▸ **The task**:
Copy every entry precisely.
---- Raw data
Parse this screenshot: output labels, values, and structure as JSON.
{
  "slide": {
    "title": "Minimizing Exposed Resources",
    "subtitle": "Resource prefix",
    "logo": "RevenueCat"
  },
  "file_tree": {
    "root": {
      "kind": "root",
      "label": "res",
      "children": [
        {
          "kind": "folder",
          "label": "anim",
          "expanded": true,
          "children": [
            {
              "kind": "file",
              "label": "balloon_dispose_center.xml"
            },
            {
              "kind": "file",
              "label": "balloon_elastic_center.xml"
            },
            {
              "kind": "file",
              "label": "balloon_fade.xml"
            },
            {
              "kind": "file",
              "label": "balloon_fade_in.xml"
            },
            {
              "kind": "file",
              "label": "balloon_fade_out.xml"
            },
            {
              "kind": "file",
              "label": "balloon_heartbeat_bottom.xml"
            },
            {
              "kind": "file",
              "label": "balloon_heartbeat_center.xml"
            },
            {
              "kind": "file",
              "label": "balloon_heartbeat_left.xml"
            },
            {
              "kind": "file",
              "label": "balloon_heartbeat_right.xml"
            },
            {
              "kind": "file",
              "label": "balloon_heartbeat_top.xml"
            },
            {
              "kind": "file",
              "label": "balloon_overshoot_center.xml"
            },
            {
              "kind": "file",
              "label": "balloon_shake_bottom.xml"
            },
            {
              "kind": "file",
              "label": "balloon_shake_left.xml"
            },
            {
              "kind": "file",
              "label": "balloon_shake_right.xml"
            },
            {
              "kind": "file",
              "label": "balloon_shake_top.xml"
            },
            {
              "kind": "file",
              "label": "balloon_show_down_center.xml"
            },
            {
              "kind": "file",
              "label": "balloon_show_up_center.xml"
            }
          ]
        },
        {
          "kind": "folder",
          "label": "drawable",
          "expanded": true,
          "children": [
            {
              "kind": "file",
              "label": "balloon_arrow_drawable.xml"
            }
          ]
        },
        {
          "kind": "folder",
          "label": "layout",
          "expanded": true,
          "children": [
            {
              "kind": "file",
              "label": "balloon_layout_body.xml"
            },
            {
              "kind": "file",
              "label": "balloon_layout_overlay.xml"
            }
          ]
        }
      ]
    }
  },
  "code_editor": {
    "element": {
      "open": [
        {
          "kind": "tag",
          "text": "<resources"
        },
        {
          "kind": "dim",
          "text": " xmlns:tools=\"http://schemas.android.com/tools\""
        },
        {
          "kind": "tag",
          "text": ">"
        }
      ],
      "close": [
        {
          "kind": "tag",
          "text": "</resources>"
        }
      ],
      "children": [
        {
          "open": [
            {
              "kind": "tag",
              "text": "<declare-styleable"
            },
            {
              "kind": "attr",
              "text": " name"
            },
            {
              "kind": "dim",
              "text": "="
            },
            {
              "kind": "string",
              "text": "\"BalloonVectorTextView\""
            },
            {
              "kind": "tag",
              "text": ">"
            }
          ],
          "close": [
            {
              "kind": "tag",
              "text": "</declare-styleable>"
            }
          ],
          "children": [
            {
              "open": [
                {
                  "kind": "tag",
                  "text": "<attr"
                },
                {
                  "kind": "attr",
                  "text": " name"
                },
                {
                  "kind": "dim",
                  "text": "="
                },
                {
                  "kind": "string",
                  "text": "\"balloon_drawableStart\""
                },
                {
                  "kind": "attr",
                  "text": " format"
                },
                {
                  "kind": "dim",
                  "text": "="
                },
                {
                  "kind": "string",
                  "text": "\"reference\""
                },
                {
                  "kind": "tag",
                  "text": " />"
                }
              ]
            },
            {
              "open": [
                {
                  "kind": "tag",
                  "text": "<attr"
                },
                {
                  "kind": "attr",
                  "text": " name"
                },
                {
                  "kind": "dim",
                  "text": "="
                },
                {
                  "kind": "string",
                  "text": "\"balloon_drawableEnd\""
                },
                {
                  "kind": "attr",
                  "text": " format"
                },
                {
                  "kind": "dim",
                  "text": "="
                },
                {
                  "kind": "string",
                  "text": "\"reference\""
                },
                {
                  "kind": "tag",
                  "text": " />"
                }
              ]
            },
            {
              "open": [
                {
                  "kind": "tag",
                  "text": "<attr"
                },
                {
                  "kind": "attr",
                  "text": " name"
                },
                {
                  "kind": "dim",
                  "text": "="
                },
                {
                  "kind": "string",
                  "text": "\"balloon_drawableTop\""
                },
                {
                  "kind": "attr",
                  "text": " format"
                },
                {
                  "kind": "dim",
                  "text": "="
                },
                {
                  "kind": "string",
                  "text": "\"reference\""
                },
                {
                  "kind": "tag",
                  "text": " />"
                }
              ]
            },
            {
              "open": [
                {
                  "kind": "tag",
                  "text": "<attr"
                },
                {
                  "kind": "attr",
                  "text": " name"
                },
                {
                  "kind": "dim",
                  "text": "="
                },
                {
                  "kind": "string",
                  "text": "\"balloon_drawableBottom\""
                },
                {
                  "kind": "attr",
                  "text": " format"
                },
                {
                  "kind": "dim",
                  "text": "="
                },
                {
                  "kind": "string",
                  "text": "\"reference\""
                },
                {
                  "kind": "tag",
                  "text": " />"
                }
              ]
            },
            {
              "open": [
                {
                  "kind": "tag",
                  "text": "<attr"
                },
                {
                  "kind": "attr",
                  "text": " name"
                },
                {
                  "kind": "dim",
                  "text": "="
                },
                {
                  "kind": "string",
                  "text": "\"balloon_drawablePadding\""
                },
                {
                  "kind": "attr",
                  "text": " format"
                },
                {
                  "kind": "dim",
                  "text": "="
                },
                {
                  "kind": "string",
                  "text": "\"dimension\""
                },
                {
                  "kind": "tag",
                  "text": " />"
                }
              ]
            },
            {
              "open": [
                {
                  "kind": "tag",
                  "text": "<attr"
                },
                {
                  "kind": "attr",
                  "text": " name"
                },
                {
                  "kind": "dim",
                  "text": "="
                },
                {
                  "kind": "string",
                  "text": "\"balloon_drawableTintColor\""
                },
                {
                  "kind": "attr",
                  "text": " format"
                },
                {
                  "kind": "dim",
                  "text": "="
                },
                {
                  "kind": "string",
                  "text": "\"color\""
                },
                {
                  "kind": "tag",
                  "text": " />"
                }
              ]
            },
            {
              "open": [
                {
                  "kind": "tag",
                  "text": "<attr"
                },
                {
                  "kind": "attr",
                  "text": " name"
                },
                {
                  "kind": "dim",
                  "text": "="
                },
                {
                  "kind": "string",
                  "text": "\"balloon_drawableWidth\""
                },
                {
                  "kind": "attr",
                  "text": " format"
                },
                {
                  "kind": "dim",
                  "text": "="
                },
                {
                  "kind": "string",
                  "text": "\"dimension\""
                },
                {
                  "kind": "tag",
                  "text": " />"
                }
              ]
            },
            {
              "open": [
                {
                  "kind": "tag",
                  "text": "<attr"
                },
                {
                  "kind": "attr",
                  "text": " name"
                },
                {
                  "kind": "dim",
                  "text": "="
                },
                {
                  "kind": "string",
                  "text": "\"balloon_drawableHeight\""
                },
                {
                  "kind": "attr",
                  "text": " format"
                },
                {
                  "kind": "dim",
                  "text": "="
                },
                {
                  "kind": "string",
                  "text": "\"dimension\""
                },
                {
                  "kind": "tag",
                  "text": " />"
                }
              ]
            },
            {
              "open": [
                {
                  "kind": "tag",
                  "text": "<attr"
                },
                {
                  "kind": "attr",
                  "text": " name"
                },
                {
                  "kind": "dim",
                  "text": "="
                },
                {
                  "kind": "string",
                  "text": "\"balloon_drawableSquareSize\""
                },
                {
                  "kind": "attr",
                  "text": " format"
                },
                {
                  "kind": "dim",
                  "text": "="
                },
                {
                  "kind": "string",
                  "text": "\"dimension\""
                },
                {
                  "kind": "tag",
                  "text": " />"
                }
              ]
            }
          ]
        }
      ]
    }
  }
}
--------
▸ **Answer to this task**:
Parse this screenshot: output labels, values, and structure as JSON.
{
  "slide": {
    "title": "Minimizing Exposed Resources",
    "subtitle": "Resource prefix",
    "logo": "RevenueCat"
  },
  "file_tree": {
    "root": {
      "kind": "root",
      "label": "res",
      "children": [
        {
          "kind": "folder",
          "label": "anim",
          "expanded": true,
          "children": [
            {
              "kind": "file",
              "label": "balloon_dispose_center.xml"
            },
            {
              "kind": "file",
              "label": "balloon_elastic_center.xml"
            },
            {
              "kind": "file",
              "label": "balloon_fade.xml"
            },
            {
              "kind": "file",
              "label": "balloon_fade_in.xml"
            },
            {
              "kind": "file",
              "label": "balloon_fade_out.xml"
            },
            {
              "kind": "file",
              "label": "balloon_heartbeat_bottom.xml"
            },
            {
              "kind": "file",
              "label": "balloon_heartbeat_center.xml"
            },
            {
              "kind": "file",
              "label": "balloon_heartbeat_left.xml"
            },
            {
              "kind": "file",
              "label": "balloon_heartbeat_right.xml"
            },
            {
              "kind": "file",
              "label": "balloon_heartbeat_top.xml"
            },
            {
              "kind": "file",
              "label": "balloon_overshoot_center.xml"
            },
            {
              "kind": "file",
              "label": "balloon_shake_bottom.xml"
            },
            {
              "kind": "file",
              "label": "balloon_shake_left.xml"
            },
            {
              "kind": "file",
              "label": "balloon_shake_right.xml"
            },
            {
              "kind": "file",
              "label": "balloon_shake_top.xml"
            },
            {
              "kind": "file",
              "label": "balloon_show_down_center.xml"
            },
            {
              "kind": "file",
              "label": "balloon_show_up_center.xml"
            }
          ]
        },
        {
          "kind": "folder",
          "label": "drawable",
          "expanded": true,
          "children": [
            {
              "kind": "file",
              "label": "balloon_arrow_drawable.xml"
            }
          ]
        },
        {
          "kind": "folder",
          "label": "layout",
          "expanded": true,
          "children": [
            {
              "kind": "file",
              "label": "balloon_layout_body.xml"
            },
            {
              "kind": "file",
              "label": "balloon_layout_overlay.xml"
            }
          ]
        }
      ]
    }
  },
  "code_editor": {
    "element": {
      "open": [
        {
          "kind": "tag",
          "text": "<resources"
        },
        {
          "kind": "dim",
          "text": " xmlns:tools=\"http://schemas.android.com/tools\""
        },
        {
          "kind": "tag",
          "text": ">"
        }
      ],
      "close": [
        {
          "kind": "tag",
          "text": "</resources>"
        }
      ],
      "children": [
        {
          "open": [
            {
              "kind": "tag",
              "text": "<declare-styleable"
            },
            {
              "kind": "attr",
              "text": " name"
            },
            {
              "kind": "dim",
              "text": "="
            },
            {
              "kind": "string",
              "text": "\"BalloonVectorTextView\""
            },
            {
              "kind": "tag",
              "text": ">"
            }
          ],
          "close": [
            {
              "kind": "tag",
              "text": "</declare-styleable>"
            }
          ],
          "children": [
            {
              "open": [
                {
                  "kind": "tag",
                  "text": "<attr"
                },
                {
                  "kind": "attr",
                  "text": " name"
                },
                {
                  "kind": "dim",
                  "text": "="
                },
                {
                  "kind": "string",
                  "text": "\"balloon_drawableStart\""
                },
                {
                  "kind": "attr",
                  "text": " format"
                },
                {
                  "kind": "dim",
                  "text": "="
                },
                {
                  "kind": "string",
                  "text": "\"reference\""
                },
                {
                  "kind": "tag",
                  "text": " />"
                }
              ]
            },
            {
              "open": [
                {
                  "kind": "tag",
                  "text": "<attr"
                },
                {
                  "kind": "attr",
                  "text": " name"
                },
                {
                  "kind": "dim",
                  "text": "="
                },
                {
                  "kind": "string",
                  "text": "\"balloon_drawableEnd\""
                },
                {
                  "kind": "attr",
                  "text": " format"
                },
                {
                  "kind": "dim",
                  "text": "="
                },
                {
                  "kind": "string",
                  "text": "\"reference\""
                },
                {
                  "kind": "tag",
                  "text": " />"
                }
              ]
            },
            {
              "open": [
                {
                  "kind": "tag",
                  "text": "<attr"
                },
                {
                  "kind": "attr",
                  "text": " name"
                },
                {
                  "kind": "dim",
                  "text": "="
                },
                {
                  "kind": "string",
                  "text": "\"balloon_drawableTop\""
                },
                {
                  "kind": "attr",
                  "text": " format"
                },
                {
                  "kind": "dim",
                  "text": "="
                },
                {
                  "kind": "string",
                  "text": "\"reference\""
                },
                {
                  "kind": "tag",
                  "text": " />"
                }
              ]
            },
            {
              "open": [
                {
                  "kind": "tag",
                  "text": "<attr"
                },
                {
                  "kind": "attr",
                  "text": " name"
                },
                {
                  "kind": "dim",
                  "text": "="
                },
                {
                  "kind": "string",
                  "text": "\"balloon_drawableBottom\""
                },
                {
                  "kind": "attr",
                  "text": " format"
                },
                {
                  "kind": "dim",
                  "text": "="
                },
                {
                  "kind": "string",
                  "text": "\"reference\""
                },
                {
                  "kind": "tag",
                  "text": " />"
                }
              ]
            },
            {
              "open": [
                {
                  "kind": "tag",
                  "text": "<attr"
                },
                {
                  "kind": "attr",
                  "text": " name"
                },
                {
                  "kind": "dim",
                  "text": "="
                },
                {
                  "kind": "string",
                  "text": "\"balloon_drawablePadding\""
                },
                {
                  "kind": "attr",
                  "text": " format"
                },
                {
                  "kind": "dim",
                  "text": "="
                },
                {
                  "kind": "string",
                  "text": "\"dimension\""
                },
                {
                  "kind": "tag",
                  "text": " />"
                }
              ]
            },
            {
              "open": [
                {
                  "kind": "tag",
                  "text": "<attr"
                },
                {
                  "kind": "attr",
                  "text": " name"
                },
                {
                  "kind": "dim",
                  "text": "="
                },
                {
                  "kind": "string",
                  "text": "\"balloon_drawableTintColor\""
                },
                {
                  "kind": "attr",
                  "text": " format"
                },
                {
                  "kind": "dim",
                  "text": "="
                },
                {
                  "kind": "string",
                  "text": "\"color\""
                },
                {
                  "kind": "tag",
                  "text": " />"
                }
              ]
            },
            {
              "open": [
                {
                  "kind": "tag",
                  "text": "<attr"
                },
                {
                  "kind": "attr",
                  "text": " name"
                },
                {
                  "kind": "dim",
                  "text": "="
                },
                {
                  "kind": "string",
                  "text": "\"balloon_drawableWidth\""
                },
                {
                  "kind": "attr",
                  "text": " format"
                },
                {
                  "kind": "dim",
                  "text": "="
                },
                {
                  "kind": "string",
                  "text": "\"dimension\""
                },
                {
                  "kind": "tag",
                  "text": " />"
                }
              ]
            },
            {
              "open": [
                {
                  "kind": "tag",
                  "text": "<attr"
                },
                {
                  "kind": "attr",
                  "text": " name"
                },
                {
                  "kind": "dim",
                  "text": "="
                },
                {
                  "kind": "string",
                  "text": "\"balloon_drawableHeight\""
                },
                {
                  "kind": "attr",
                  "text": " format"
                },
                {
                  "kind": "dim",
                  "text": "="
                },
                {
                  "kind": "string",
                  "text": "\"dimension\""
                },
                {
                  "kind": "tag",
                  "text": " />"
                }
              ]
            },
            {
              "open": [
                {
                  "kind": "tag",
                  "text": "<attr"
                },
                {
                  "kind": "attr",
                  "text": " name"
                },
                {
                  "kind": "dim",
                  "text": "="
                },
                {
                  "kind": "string",
                  "text": "\"balloon_drawableSquareSize\""
                },
                {
                  "kind": "attr",
                  "text": " format"
                },
                {
                  "kind": "dim",
                  "text": "="
                },
                {
                  "kind": "string",
                  "text": "\"dimension\""
                },
                {
                  "kind": "tag",
                  "text": " />"
                }
              ]
            }
          ]
        }
      ]
    }
  }
}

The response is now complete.